▶ Exercise details: All records below must be retyped exactly.

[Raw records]
■ ■ ■

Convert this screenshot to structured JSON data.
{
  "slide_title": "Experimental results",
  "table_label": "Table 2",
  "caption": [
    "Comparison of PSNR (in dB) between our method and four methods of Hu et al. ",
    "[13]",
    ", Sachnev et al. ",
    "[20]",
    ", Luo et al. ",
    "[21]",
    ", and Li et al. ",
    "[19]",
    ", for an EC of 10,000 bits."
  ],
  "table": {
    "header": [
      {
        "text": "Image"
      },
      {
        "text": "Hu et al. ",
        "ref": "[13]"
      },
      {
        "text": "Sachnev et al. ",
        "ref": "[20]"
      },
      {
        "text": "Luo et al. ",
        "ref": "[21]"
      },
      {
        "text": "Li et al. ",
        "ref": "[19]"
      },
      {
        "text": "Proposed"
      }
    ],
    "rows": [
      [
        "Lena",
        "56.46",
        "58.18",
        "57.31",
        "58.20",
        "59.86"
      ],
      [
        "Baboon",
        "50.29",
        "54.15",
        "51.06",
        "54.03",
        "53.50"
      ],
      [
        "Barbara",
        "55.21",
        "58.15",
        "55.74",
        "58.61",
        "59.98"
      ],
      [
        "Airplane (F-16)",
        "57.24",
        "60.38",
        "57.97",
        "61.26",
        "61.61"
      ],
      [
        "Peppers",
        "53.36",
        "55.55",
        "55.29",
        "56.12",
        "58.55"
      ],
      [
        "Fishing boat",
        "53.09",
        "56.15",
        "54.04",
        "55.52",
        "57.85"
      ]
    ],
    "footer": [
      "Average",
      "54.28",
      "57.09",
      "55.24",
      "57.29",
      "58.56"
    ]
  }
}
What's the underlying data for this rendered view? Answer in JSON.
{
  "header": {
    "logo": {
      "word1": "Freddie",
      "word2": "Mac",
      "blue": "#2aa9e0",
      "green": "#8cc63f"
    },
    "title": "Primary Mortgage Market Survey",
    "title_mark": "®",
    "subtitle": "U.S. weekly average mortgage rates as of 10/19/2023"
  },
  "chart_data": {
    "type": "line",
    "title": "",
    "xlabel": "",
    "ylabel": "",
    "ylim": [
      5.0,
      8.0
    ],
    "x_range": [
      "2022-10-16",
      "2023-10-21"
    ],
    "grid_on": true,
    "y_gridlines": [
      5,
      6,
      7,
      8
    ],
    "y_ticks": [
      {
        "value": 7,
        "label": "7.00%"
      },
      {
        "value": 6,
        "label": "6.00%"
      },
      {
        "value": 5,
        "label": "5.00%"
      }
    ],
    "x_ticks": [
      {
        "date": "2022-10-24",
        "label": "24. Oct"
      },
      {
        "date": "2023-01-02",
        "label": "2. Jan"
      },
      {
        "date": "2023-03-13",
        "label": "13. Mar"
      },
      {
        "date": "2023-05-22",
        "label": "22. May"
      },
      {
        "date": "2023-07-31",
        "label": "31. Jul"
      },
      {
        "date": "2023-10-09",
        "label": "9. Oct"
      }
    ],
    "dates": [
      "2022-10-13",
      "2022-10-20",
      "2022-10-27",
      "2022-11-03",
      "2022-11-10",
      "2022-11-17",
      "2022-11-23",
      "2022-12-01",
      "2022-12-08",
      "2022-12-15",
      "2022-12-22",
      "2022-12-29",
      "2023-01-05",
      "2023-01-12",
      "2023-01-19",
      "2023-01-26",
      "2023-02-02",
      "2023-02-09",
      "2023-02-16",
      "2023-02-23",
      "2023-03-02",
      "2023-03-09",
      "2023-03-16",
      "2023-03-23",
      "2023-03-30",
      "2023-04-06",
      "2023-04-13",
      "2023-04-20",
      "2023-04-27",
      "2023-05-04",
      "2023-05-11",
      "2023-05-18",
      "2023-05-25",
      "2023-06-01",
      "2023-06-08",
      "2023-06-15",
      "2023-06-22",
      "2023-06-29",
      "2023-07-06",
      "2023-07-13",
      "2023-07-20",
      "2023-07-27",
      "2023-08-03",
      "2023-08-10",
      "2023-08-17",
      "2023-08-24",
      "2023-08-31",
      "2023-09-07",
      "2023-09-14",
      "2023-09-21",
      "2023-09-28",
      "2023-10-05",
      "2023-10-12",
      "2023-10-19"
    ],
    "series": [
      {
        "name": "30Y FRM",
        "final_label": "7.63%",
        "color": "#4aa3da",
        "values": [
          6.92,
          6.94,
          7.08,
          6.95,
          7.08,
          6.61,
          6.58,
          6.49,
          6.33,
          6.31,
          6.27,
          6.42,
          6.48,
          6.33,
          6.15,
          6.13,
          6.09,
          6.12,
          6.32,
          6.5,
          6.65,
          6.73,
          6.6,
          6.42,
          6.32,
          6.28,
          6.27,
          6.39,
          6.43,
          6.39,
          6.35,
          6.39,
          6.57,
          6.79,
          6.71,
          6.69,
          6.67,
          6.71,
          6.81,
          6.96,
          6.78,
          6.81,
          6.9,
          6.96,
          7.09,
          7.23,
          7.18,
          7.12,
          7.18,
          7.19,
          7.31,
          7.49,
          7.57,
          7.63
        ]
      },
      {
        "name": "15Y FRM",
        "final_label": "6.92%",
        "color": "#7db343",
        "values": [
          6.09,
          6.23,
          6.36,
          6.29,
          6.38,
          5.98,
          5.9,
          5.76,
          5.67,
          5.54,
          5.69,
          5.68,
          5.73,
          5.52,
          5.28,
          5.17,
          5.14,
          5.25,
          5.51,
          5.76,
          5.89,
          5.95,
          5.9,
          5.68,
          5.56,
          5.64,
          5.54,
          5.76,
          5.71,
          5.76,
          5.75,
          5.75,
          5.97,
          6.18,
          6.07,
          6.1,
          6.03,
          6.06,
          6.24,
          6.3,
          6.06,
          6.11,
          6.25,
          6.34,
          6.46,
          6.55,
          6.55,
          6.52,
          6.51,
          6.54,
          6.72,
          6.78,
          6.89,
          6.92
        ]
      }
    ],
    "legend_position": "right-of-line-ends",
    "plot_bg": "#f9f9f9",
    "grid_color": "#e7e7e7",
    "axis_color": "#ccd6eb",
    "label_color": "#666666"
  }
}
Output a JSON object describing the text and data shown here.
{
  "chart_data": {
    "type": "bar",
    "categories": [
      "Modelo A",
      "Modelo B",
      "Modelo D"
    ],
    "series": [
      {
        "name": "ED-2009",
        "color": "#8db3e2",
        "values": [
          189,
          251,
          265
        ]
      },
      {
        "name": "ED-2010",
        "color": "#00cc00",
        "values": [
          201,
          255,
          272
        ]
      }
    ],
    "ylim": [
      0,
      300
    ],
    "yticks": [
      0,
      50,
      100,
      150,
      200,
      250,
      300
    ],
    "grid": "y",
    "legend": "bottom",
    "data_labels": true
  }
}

■ ■ ■

▶ Solved exercise:
Convert this screenshot to structured JSON data.
{
  "slide_title": "Experimental results",
  "table_label": "Table 2",
  "caption": [
    "Comparison of PSNR (in dB) between our method and four methods of Hu et al. ",
    "[13]",
    ", Sachnev et al. ",
    "[20]",
    ", Luo et al. ",
    "[21]",
    ", and Li et al. ",
    "[19]",
    ", for an EC of 10,000 bits."
  ],
  "table": {
    "header": [
      {
        "text": "Image"
      },
      {
        "text": "Hu et al. ",
        "ref": "[13]"
      },
      {
        "text": "Sachnev et al. ",
        "ref": "[20]"
      },
      {
        "text": "Luo et al. ",
        "ref": "[21]"
      },
      {
        "text": "Li et al. ",
        "ref": "[19]"
      },
      {
        "text": "Proposed"
      }
    ],
    "rows": [
      [
        "Lena",
        "56.46",
        "58.18",
        "57.31",
        "58.20",
        "59.86"
      ],
      [
        "Baboon",
        "50.29",
        "54.15",
        "51.06",
        "54.03",
        "53.50"
      ],
      [
        "Barbara",
        "55.21",
        "58.15",
        "55.74",
        "58.61",
        "59.98"
      ],
      [
        "Airplane (F-16)",
        "57.24",
        "60.38",
        "57.97",
        "61.26",
        "61.61"
      ],
      [
        "Peppers",
        "53.36",
        "55.55",
        "55.29",
        "56.12",
        "58.55"
      ],
      [
        "Fishing boat",
        "53.09",
        "56.15",
        "54.04",
        "55.52",
        "57.85"
      ]
    ],
    "footer": [
      "Average",
      "54.28",
      "57.09",
      "55.24",
      "57.29",
      "58.56"
    ]
  }
}
What's the underlying data for this rendered view? Answer in JSON.
{
  "header": {
    "logo": {
      "word1": "Freddie",
      "word2": "Mac",
      "blue": "#2aa9e0",
      "green": "#8cc63f"
    },
    "title": "Primary Mortgage Market Survey",
    "title_mark": "®",
    "subtitle": "U.S. weekly average mortgage rates as of 10/19/2023"
  },
  "chart_data": {
    "type": "line",
    "title": "",
    "xlabel": "",
    "ylabel": "",
    "ylim": [
      5.0,
      8.0
    ],
    "x_range": [
      "2022-10-16",
      "2023-10-21"
    ],
    "grid_on": true,
    "y_gridlines": [
      5,
      6,
      7,
      8
    ],
    "y_ticks": [
      {
        "value": 7,
        "label": "7.00%"
      },
      {
        "value": 6,
        "label": "6.00%"
      },
      {
        "value": 5,
        "label": "5.00%"
      }
    ],
    "x_ticks": [
      {
        "date": "2022-10-24",
        "label": "24. Oct"
      },
      {
        "date": "2023-01-02",
        "label": "2. Jan"
      },
      {
        "date": "2023-03-13",
        "label": "13. Mar"
      },
      {
        "date": "2023-05-22",
        "label": "22. May"
      },
      {
        "date": "2023-07-31",
        "label": "31. Jul"
      },
      {
        "date": "2023-10-09",
        "label": "9. Oct"
      }
    ],
    "dates": [
      "2022-10-13",
      "2022-10-20",
      "2022-10-27",
      "2022-11-03",
      "2022-11-10",
      "2022-11-17",
      "2022-11-23",
      "2022-12-01",
      "2022-12-08",
      "2022-12-15",
      "2022-12-22",
      "2022-12-29",
      "2023-01-05",
      "2023-01-12",
      "2023-01-19",
      "2023-01-26",
      "2023-02-02",
      "2023-02-09",
      "2023-02-16",
      "2023-02-23",
      "2023-03-02",
      "2023-03-09",
      "2023-03-16",
      "2023-03-23",
      "2023-03-30",
      "2023-04-06",
      "2023-04-13",
      "2023-04-20",
      "2023-04-27",
      "2023-05-04",
      "2023-05-11",
      "2023-05-18",
      "2023-05-25",
      "2023-06-01",
      "2023-06-08",
      "2023-06-15",
      "2023-06-22",
      "2023-06-29",
      "2023-07-06",
      "2023-07-13",
      "2023-07-20",
      "2023-07-27",
      "2023-08-03",
      "2023-08-10",
      "2023-08-17",
      "2023-08-24",
      "2023-08-31",
      "2023-09-07",
      "2023-09-14",
      "2023-09-21",
      "2023-09-28",
      "2023-10-05",
      "2023-10-12",
      "2023-10-19"
    ],
    "series": [
      {
        "name": "30Y FRM",
        "final_label": "7.63%",
        "color": "#4aa3da",
        "values": [
          6.92,
          6.94,
          7.08,
          6.95,
          7.08,
          6.61,
          6.58,
          6.49,
          6.33,
          6.31,
          6.27,
          6.42,
          6.48,
          6.33,
          6.15,
          6.13,
          6.09,
          6.12,
          6.32,
          6.5,
          6.65,
          6.73,
          6.6,
          6.42,
          6.32,
          6.28,
          6.27,
          6.39,
          6.43,
          6.39,
          6.35,
          6.39,
          6.57,
          6.79,
          6.71,
          6.69,
          6.67,
          6.71,
          6.81,
          6.96,
          6.78,
          6.81,
          6.9,
          6.96,
          7.09,
          7.23,
          7.18,
          7.12,
          7.18,
          7.19,
          7.31,
          7.49,
          7.57,
          7.63
        ]
      },
      {
        "name": "15Y FRM",
        "final_label": "6.92%",
        "color": "#7db343",
        "values": [
          6.09,
          6.23,
          6.36,
          6.29,
          6.38,
          5.98,
          5.9,
          5.76,
          5.67,
          5.54,
          5.69,
          5.68,
          5.73,
          5.52,
          5.28,
          5.17,
          5.14,
          5.25,
          5.51,
          5.76,
          5.89,
          5.95,
          5.9,
          5.68,
          5.56,
          5.64,
          5.54,
          5.76,
          5.71,
          5.76,
          5.75,
          5.75,
          5.97,
          6.18,
          6.07,
          6.1,
          6.03,
          6.06,
          6.24,
          6.3,
          6.06,
          6.11,
          6.25,
          6.34,
          6.46,
          6.55,
          6.55,
          6.52,
          6.51,
          6.54,
          6.72,
          6.78,
          6.89,
          6.92
        ]
      }
    ],
    "legend_position": "right-of-line-ends",
    "plot_bg": "#f9f9f9",
    "grid_color": "#e7e7e7",
    "axis_color": "#ccd6eb",
    "label_color": "#666666"
  }
}
Output a JSON object describing the text and data shown here.
{
  "chart_data": {
    "type": "bar",
    "categories": [
      "Modelo A",
      "Modelo B",
      "Modelo D"
    ],
    "series": [
      {
        "name": "ED-2009",
        "color": "#8db3e2",
        "values": [
          189,
          251,
          265
        ]
      },
      {
        "name": "ED-2010",
        "color": "#00cc00",
        "values": [
          201,
          255,
          272
        ]
      }
    ],
    "ylim": [
      0,
      300
    ],
    "yticks": [
      0,
      50,
      100,
      150,
      200,
      250,
      300
    ],
    "grid": "y",
    "legend": "bottom",
    "data_labels": true
  }
}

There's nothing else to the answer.